→ **REQUIREMENT**
Without the pictures, return each record as it appears.
*** INPUT
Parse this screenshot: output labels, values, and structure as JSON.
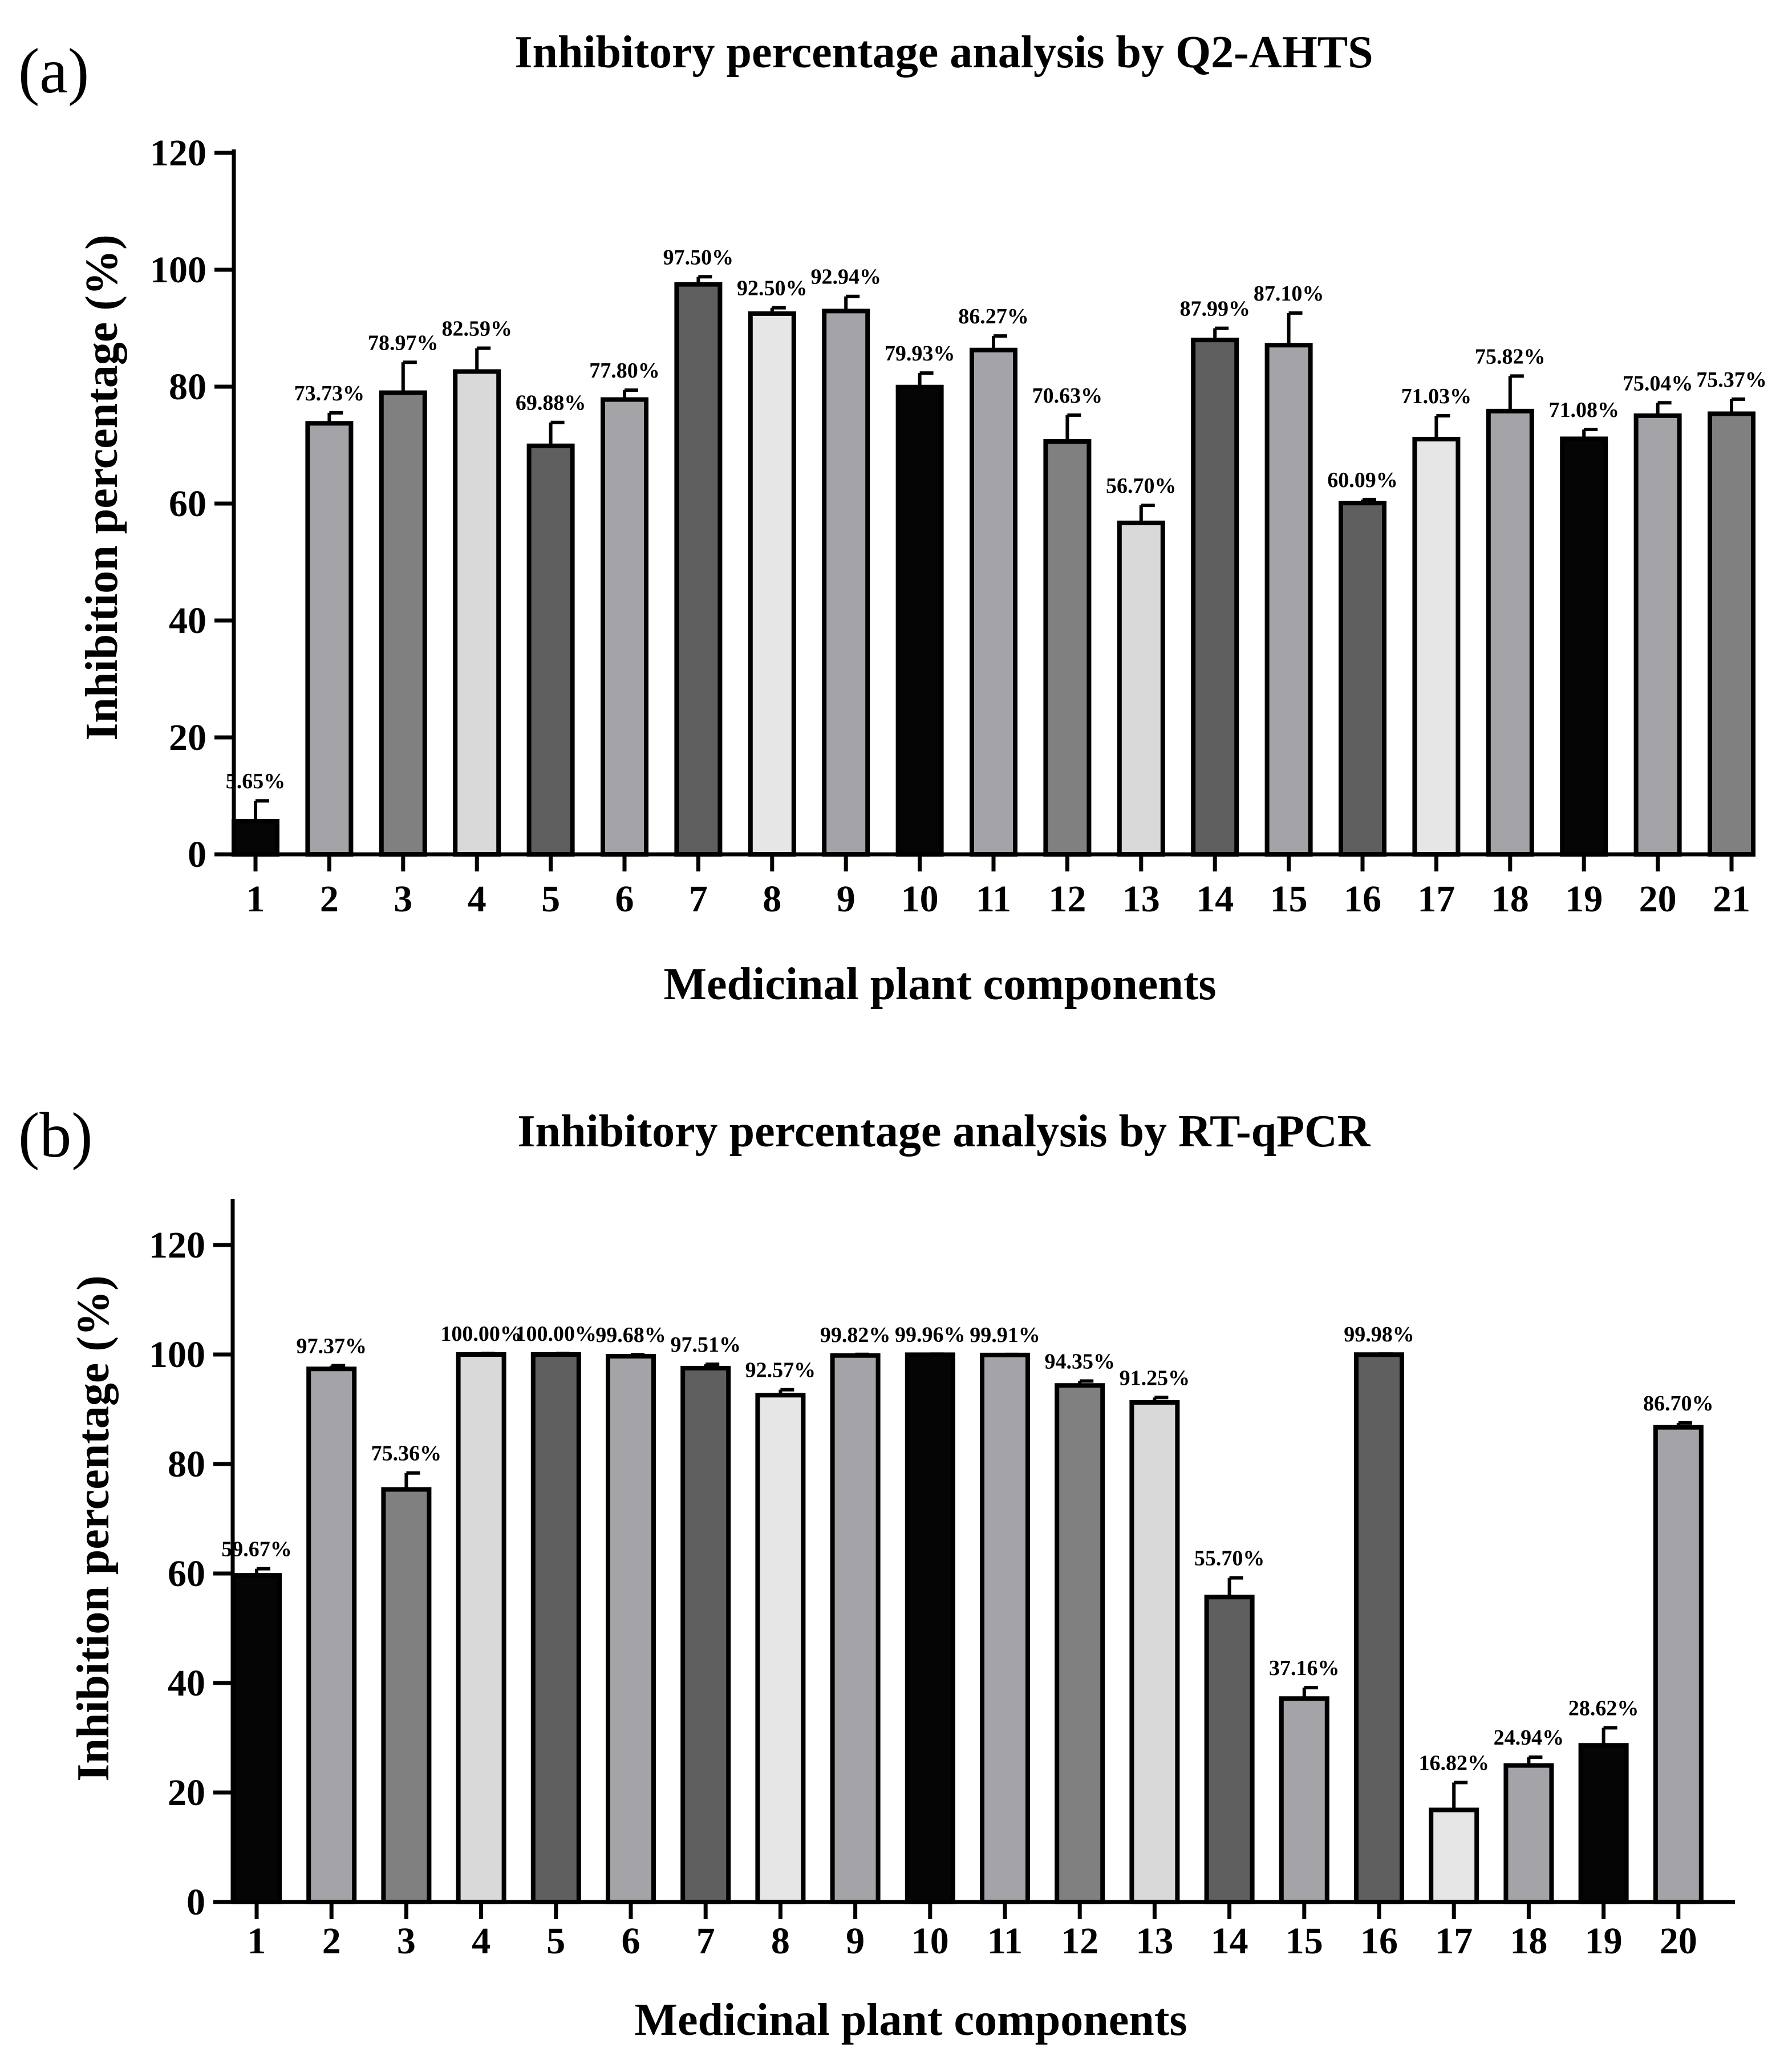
{
  "panels": [
    {
      "letter": "(a)"
    },
    {
      "letter": "(b)"
    }
  ],
  "chart_data": [
    {
      "type": "bar",
      "title": "Inhibitory percentage analysis by Q2-AHTS",
      "xlabel": "Medicinal plant components",
      "ylabel": "Inhibition percentage (%)",
      "ylim": [
        0,
        120
      ],
      "yticks": [
        0,
        20,
        40,
        60,
        80,
        100,
        120
      ],
      "grid": false,
      "categories": [
        "1",
        "2",
        "3",
        "4",
        "5",
        "6",
        "7",
        "8",
        "9",
        "10",
        "11",
        "12",
        "13",
        "14",
        "15",
        "16",
        "17",
        "18",
        "19",
        "20",
        "21"
      ],
      "values": [
        5.65,
        73.73,
        78.97,
        82.59,
        69.88,
        77.8,
        97.5,
        92.5,
        92.94,
        79.93,
        86.27,
        70.63,
        56.7,
        87.99,
        87.1,
        60.09,
        71.03,
        75.82,
        71.08,
        75.04,
        75.37
      ],
      "errors": [
        3.5,
        1.8,
        5.2,
        4.0,
        4.0,
        1.6,
        1.3,
        1.0,
        2.5,
        2.4,
        2.4,
        4.5,
        3.0,
        2.0,
        5.5,
        0.6,
        4.0,
        6.0,
        1.6,
        2.2,
        2.5
      ],
      "data_labels": [
        "5.65%",
        "73.73%",
        "78.97%",
        "82.59%",
        "69.88%",
        "77.80%",
        "97.50%",
        "92.50%",
        "92.94%",
        "79.93%",
        "86.27%",
        "70.63%",
        "56.70%",
        "87.99%",
        "87.10%",
        "60.09%",
        "71.03%",
        "75.82%",
        "71.08%",
        "75.04%",
        "75.37%"
      ],
      "colors": [
        "#050505",
        "#a4a4a8",
        "#808080",
        "#d9d9d9",
        "#5f5f5f",
        "#a4a4a8",
        "#5f5f5f",
        "#e6e6e6",
        "#a4a4a8",
        "#050505",
        "#a4a4a8",
        "#808080",
        "#d9d9d9",
        "#5f5f5f",
        "#a4a4a8",
        "#5f5f5f",
        "#e6e6e6",
        "#a4a4a8",
        "#050505",
        "#a4a4a8",
        "#808080"
      ]
    },
    {
      "type": "bar",
      "title": "Inhibitory percentage analysis by RT-qPCR",
      "xlabel": "Medicinal plant components",
      "ylabel": "Inhibition percentage (%)",
      "ylim": [
        0,
        128
      ],
      "yticks": [
        0,
        20,
        40,
        60,
        80,
        100,
        120
      ],
      "grid": false,
      "categories": [
        "1",
        "2",
        "3",
        "4",
        "5",
        "6",
        "7",
        "8",
        "9",
        "10",
        "11",
        "12",
        "13",
        "14",
        "15",
        "16",
        "17",
        "18",
        "19",
        "20"
      ],
      "values": [
        59.67,
        97.37,
        75.36,
        100.0,
        100.0,
        99.68,
        97.51,
        92.57,
        99.82,
        99.96,
        99.91,
        94.35,
        91.25,
        55.7,
        37.16,
        99.98,
        16.82,
        24.94,
        28.62,
        86.7
      ],
      "errors": [
        1.2,
        0.6,
        3.0,
        0.2,
        0.2,
        0.3,
        0.7,
        1.0,
        0.2,
        0.1,
        0.1,
        0.8,
        0.9,
        3.5,
        2.0,
        0.1,
        5.0,
        1.5,
        3.2,
        0.8
      ],
      "data_labels": [
        "59.67%",
        "97.37%",
        "75.36%",
        "100.00%",
        "100.00%",
        "99.68%",
        "97.51%",
        "92.57%",
        "99.82%",
        "99.96%",
        "99.91%",
        "94.35%",
        "91.25%",
        "55.70%",
        "37.16%",
        "99.98%",
        "16.82%",
        "24.94%",
        "28.62%",
        "86.70%"
      ],
      "colors": [
        "#050505",
        "#a4a4a8",
        "#808080",
        "#d9d9d9",
        "#5f5f5f",
        "#a4a4a8",
        "#5f5f5f",
        "#e6e6e6",
        "#a4a4a8",
        "#050505",
        "#a4a4a8",
        "#808080",
        "#d9d9d9",
        "#5f5f5f",
        "#a4a4a8",
        "#5f5f5f",
        "#e6e6e6",
        "#a4a4a8",
        "#050505",
        "#a4a4a8"
      ]
    }
  ]
}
******
→ **COMPLETE RESPONSE**
Parse this screenshot: output labels, values, and structure as JSON.
{
  "panels": [
    {
      "letter": "(a)"
    },
    {
      "letter": "(b)"
    }
  ],
  "chart_data": [
    {
      "type": "bar",
      "title": "Inhibitory percentage analysis by Q2-AHTS",
      "xlabel": "Medicinal plant components",
      "ylabel": "Inhibition percentage (%)",
      "ylim": [
        0,
        120
      ],
      "yticks": [
        0,
        20,
        40,
        60,
        80,
        100,
        120
      ],
      "grid": false,
      "categories": [
        "1",
        "2",
        "3",
        "4",
        "5",
        "6",
        "7",
        "8",
        "9",
        "10",
        "11",
        "12",
        "13",
        "14",
        "15",
        "16",
        "17",
        "18",
        "19",
        "20",
        "21"
      ],
      "values": [
        5.65,
        73.73,
        78.97,
        82.59,
        69.88,
        77.8,
        97.5,
        92.5,
        92.94,
        79.93,
        86.27,
        70.63,
        56.7,
        87.99,
        87.1,
        60.09,
        71.03,
        75.82,
        71.08,
        75.04,
        75.37
      ],
      "errors": [
        3.5,
        1.8,
        5.2,
        4.0,
        4.0,
        1.6,
        1.3,
        1.0,
        2.5,
        2.4,
        2.4,
        4.5,
        3.0,
        2.0,
        5.5,
        0.6,
        4.0,
        6.0,
        1.6,
        2.2,
        2.5
      ],
      "data_labels": [
        "5.65%",
        "73.73%",
        "78.97%",
        "82.59%",
        "69.88%",
        "77.80%",
        "97.50%",
        "92.50%",
        "92.94%",
        "79.93%",
        "86.27%",
        "70.63%",
        "56.70%",
        "87.99%",
        "87.10%",
        "60.09%",
        "71.03%",
        "75.82%",
        "71.08%",
        "75.04%",
        "75.37%"
      ],
      "colors": [
        "#050505",
        "#a4a4a8",
        "#808080",
        "#d9d9d9",
        "#5f5f5f",
        "#a4a4a8",
        "#5f5f5f",
        "#e6e6e6",
        "#a4a4a8",
        "#050505",
        "#a4a4a8",
        "#808080",
        "#d9d9d9",
        "#5f5f5f",
        "#a4a4a8",
        "#5f5f5f",
        "#e6e6e6",
        "#a4a4a8",
        "#050505",
        "#a4a4a8",
        "#808080"
      ]
    },
    {
      "type": "bar",
      "title": "Inhibitory percentage analysis by RT-qPCR",
      "xlabel": "Medicinal plant components",
      "ylabel": "Inhibition percentage (%)",
      "ylim": [
        0,
        128
      ],
      "yticks": [
        0,
        20,
        40,
        60,
        80,
        100,
        120
      ],
      "grid": false,
      "categories": [
        "1",
        "2",
        "3",
        "4",
        "5",
        "6",
        "7",
        "8",
        "9",
        "10",
        "11",
        "12",
        "13",
        "14",
        "15",
        "16",
        "17",
        "18",
        "19",
        "20"
      ],
      "values": [
        59.67,
        97.37,
        75.36,
        100.0,
        100.0,
        99.68,
        97.51,
        92.57,
        99.82,
        99.96,
        99.91,
        94.35,
        91.25,
        55.7,
        37.16,
        99.98,
        16.82,
        24.94,
        28.62,
        86.7
      ],
      "errors": [
        1.2,
        0.6,
        3.0,
        0.2,
        0.2,
        0.3,
        0.7,
        1.0,
        0.2,
        0.1,
        0.1,
        0.8,
        0.9,
        3.5,
        2.0,
        0.1,
        5.0,
        1.5,
        3.2,
        0.8
      ],
      "data_labels": [
        "59.67%",
        "97.37%",
        "75.36%",
        "100.00%",
        "100.00%",
        "99.68%",
        "97.51%",
        "92.57%",
        "99.82%",
        "99.96%",
        "99.91%",
        "94.35%",
        "91.25%",
        "55.70%",
        "37.16%",
        "99.98%",
        "16.82%",
        "24.94%",
        "28.62%",
        "86.70%"
      ],
      "colors": [
        "#050505",
        "#a4a4a8",
        "#808080",
        "#d9d9d9",
        "#5f5f5f",
        "#a4a4a8",
        "#5f5f5f",
        "#e6e6e6",
        "#a4a4a8",
        "#050505",
        "#a4a4a8",
        "#808080",
        "#d9d9d9",
        "#5f5f5f",
        "#a4a4a8",
        "#5f5f5f",
        "#e6e6e6",
        "#a4a4a8",
        "#050505",
        "#a4a4a8"
      ]
    }
  ]
}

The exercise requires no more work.